Work to do:
Find each line holding "Industrial" and copy it out.

Task material:
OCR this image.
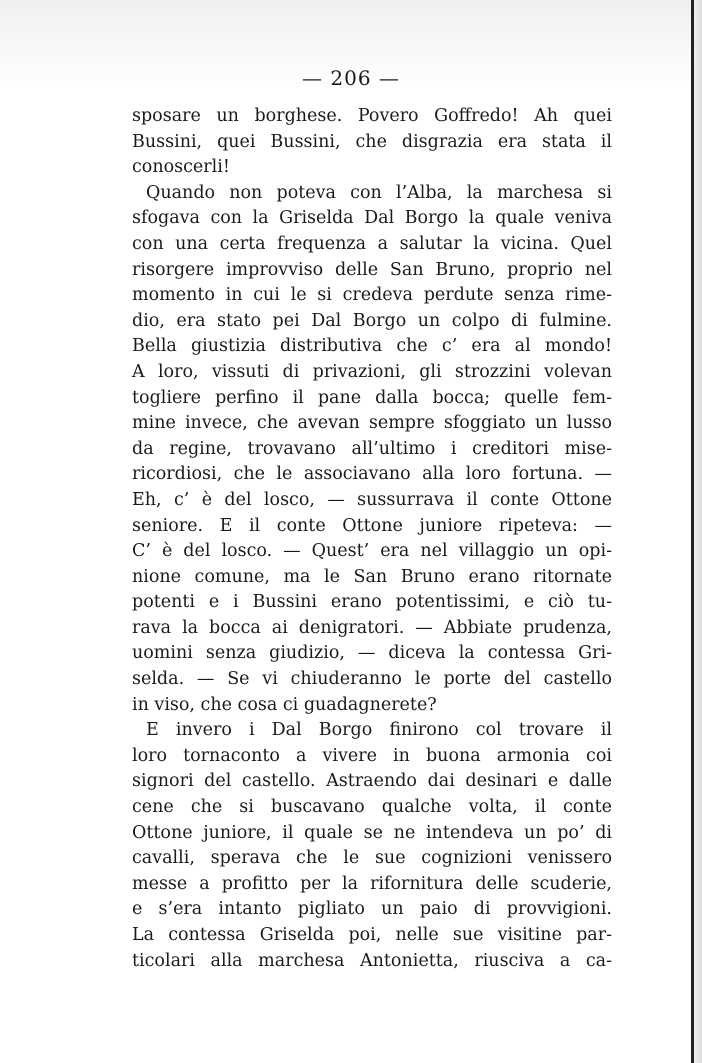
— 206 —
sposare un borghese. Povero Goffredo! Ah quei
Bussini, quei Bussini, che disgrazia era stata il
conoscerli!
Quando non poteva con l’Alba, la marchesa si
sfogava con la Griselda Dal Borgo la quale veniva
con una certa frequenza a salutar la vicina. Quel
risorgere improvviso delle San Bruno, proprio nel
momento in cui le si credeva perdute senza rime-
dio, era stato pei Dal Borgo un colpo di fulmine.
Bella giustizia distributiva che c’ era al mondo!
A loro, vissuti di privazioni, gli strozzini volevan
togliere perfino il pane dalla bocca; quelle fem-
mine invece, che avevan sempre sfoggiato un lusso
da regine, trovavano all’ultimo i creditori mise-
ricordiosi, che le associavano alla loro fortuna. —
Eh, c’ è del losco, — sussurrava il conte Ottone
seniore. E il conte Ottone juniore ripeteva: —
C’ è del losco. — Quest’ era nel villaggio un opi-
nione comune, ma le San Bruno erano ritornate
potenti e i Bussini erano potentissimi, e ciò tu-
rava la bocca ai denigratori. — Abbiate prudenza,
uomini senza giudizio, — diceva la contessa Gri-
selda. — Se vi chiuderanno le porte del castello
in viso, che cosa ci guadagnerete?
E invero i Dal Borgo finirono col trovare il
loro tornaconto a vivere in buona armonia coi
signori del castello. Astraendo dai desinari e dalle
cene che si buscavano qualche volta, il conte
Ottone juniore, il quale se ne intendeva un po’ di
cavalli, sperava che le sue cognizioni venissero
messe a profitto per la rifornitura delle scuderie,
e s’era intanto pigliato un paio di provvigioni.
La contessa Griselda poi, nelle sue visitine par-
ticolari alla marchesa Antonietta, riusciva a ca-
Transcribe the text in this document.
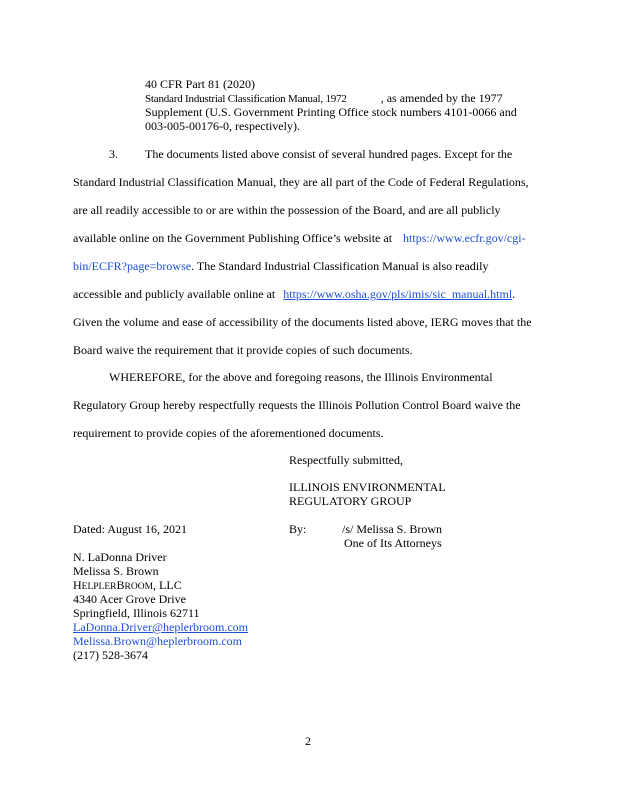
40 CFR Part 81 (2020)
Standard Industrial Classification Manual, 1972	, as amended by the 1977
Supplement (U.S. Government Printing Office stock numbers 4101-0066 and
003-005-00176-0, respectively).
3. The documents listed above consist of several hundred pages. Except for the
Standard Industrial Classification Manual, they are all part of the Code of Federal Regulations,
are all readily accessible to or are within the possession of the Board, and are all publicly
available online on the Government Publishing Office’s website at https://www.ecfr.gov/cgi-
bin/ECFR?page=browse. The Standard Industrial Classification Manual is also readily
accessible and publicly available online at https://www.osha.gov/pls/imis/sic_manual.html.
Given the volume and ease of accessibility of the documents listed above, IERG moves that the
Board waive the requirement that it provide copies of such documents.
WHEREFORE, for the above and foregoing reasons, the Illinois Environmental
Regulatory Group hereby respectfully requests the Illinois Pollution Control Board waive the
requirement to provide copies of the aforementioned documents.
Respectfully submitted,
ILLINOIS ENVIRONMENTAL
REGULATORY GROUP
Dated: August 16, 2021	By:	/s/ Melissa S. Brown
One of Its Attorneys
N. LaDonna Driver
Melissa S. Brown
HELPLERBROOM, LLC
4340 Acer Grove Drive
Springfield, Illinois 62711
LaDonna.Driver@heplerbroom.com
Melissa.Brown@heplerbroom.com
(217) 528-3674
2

Answer to this exercise:
Standard Industrial Classification Manual, 1972	, as amended by the 1977
Standard Industrial Classification Manual, they are all part of the Code of Federal Regulations,
bin/ECFR?page=browse. The Standard Industrial Classification Manual is also readily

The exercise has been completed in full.